=== Excerpt ===

Calibration
What it is. Per-organization confidence calibration that learns from human review outcomes. Each customer's calibration map is fit on their own labeled decision history.
Why calibration matters
A model says "I'm 90% confident." Out of 100 such decisions, how many were actually correct? Without calibration, that 90 might be 60. With calibration, the number you see is the number you get — a probability you can trust as a probability.
Adjudon does not trust the model's self-report. We measure empirically.
Three numbers we report
| Metric | What it is | Range | Lower / higher = better |
|---|---|---|---|
| Brier score | Mean squared error between predicted probability and binary outcome | 0–1 | Lower better. Excellent < 0.10. |
| Expected Calibration Error (ECE) | Average gap between predicted confidence and empirical accuracy across 10 bins | 0–1 | Lower better. Well-calibrated < 0.03. |
| Conformal coverage | Empirical fraction of outcomes within Vovk's prediction set at miscoverage α | 0–1 | Should match (1 − α). |
You see these three numbers per agent in your Calibration Dashboard. They update nightly as new review outcomes flow in.
The reliability diagram
The canonical visualization in calibration literature [Niculescu-Mizil & Caruana, ICML 2005]. Each bin shows the mean predicted confidence vs the empirical accuracy of decisions in that bin. A perfectly calibrated AI system has all bins on the diagonal.
accuracy
|
| ● ← perfectly calibrated bin
100% _____|________________
| ● ●
| ●
| ● ← bin below diagonal:
50% _____|_____________ model overconfident here
| ●
|
0% _____|________________
|________________________
0% 50% 100%
mean predicted confidence
The Calibration Dashboard renders this diagram with 95% Wilson confidence intervals on each bin's accuracy.
How it works
- Trace ingestion — Your agent's decision lands at
POST /api/traces. The Confidence Engine computes a 12-signal score. - Calibration map apply — The score passes through your
organization's per-(agent, decisionType) isotonic-regression
calibration map (Phase 2 onward). The output is
score_calibrated. - Review outcome ingestion — When a human reviewer marks a decision
correct/incorrect via
POST /api/cpi/ingest(or the Review Queue UI), the outcome enters the calibration corpus. - Nightly refit — At 03:30 UTC the calibration map refits on all slices with ≥100 new outcomes since last refit (configurable). The refit uses the Pool Adjacent Violators algorithm — fast, exact, non-parametric.

=== Provided material ===

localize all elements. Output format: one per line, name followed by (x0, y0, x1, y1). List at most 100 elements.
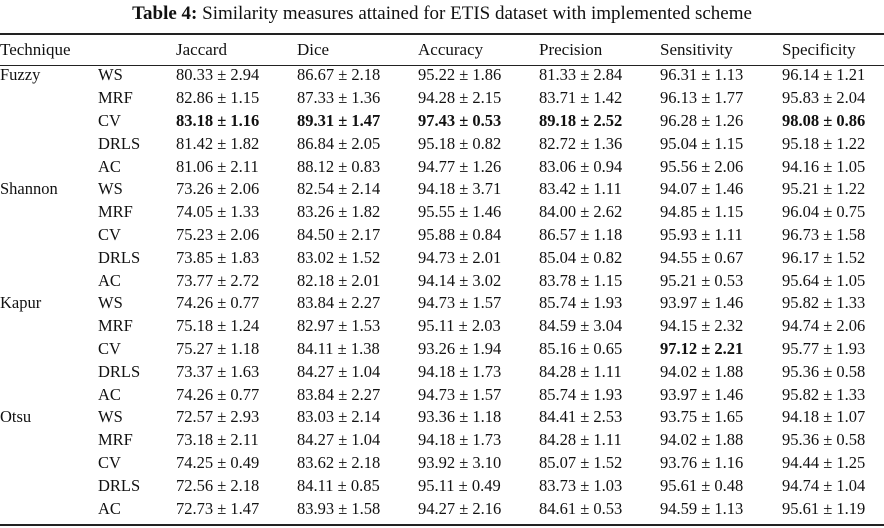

===

- [Required actions]:
1. In the calibration page, which algorithm does the nightly refit use?
2. Switch "diagonal" to "45-degree line" and write out everything in the calibration page from "The reliability diagram" down to "on the diagonal.".
3. Continue the calibration page from its final sentence.

- [Results of the exercise]:
1. The Pool Adjacent Violators algorithm.

2.
The reliability diagram
The canonical visualization in calibration literature [Niculescu-Mizil & Caruana, ICML 2005]. Each bin shows the mean predicted confidence vs the empirical accuracy of decisions in that bin. A perfectly calibrated AI system has all bins on the 45-degree line.

3.
- Hierarchical shrinkage — At apply time, the per-org map blends
with the cross-org global prior:
At 50 outcomes the system pulls 91% from the prior; at 5000 outcomes 91% from your own data.
final = w_org × isotonic(rawScore) + (1 − w_org) × prior_mean
w_org = n_org / (n_org + 500)
Cold start
For brand-new organizations with zero review outcomes, the system uses the cross-org global prior + identity calibration. The Calibration Dashboard shows "provisional" status until your corpus exceeds 50 outcomes.
Drift detection
Three triggers run nightly at 02:30 UTC:
- Kolmogorov-Smirnov test on score distribution — D > 0.10 fires
- ECE jump month-over-month ≥ 0.03
- Brier-score regression ≥ 15% relative
On any trigger: a CalibrationDriftAlert is persisted, the
calibration.drift_detected webhook fires, the Calibration Dashboard
shows a banner. Acknowledge or wait for the next clean refit to clear.
Methodology references
- Guo, C. et al. (2017). On Calibration of Modern Neural Networks. ICML.
- Niculescu-Mizil, A. & Caruana, R. (2005). Predicting Good Probabilities with Supervised Learning. ICML.
- Vovk, V. et al. (2005). Algorithmic Learning in a Random World.
- Brier, G. W. (1950). Verification of forecasts expressed in terms of probability. Monthly Weather Review.
- Wilson, E. B. (1927). Probable Inference, the Law of Succession, and Statistical Inference.
For the full methodology defense, see the Adjudon white paper (in preparation, target FTML 2026).
Plan tier access
The full Calibration Dashboard, reliability diagram, Brier + ECE metrics,
conformal coverage, drift detection, Article 13 IFU generator, and
bias-stratified reports are gated to Scale plan and above (auditLog
feature flag).
Plan-tier differentiation (Governance per-org maps · Enterprise per-agent sub-maps) is part of the methodology roadmap. Until that differentiation is enforced in code, all Scale+ customers receive the same per-org calibration treatment.
Adjudon does not currently offer a financially-backed Brier-score guarantee. Such a guarantee would require third-party reinsurance underwriting which is not in place — we document this honestly so procurement does not arrive expecting a refund mechanism that does not exist.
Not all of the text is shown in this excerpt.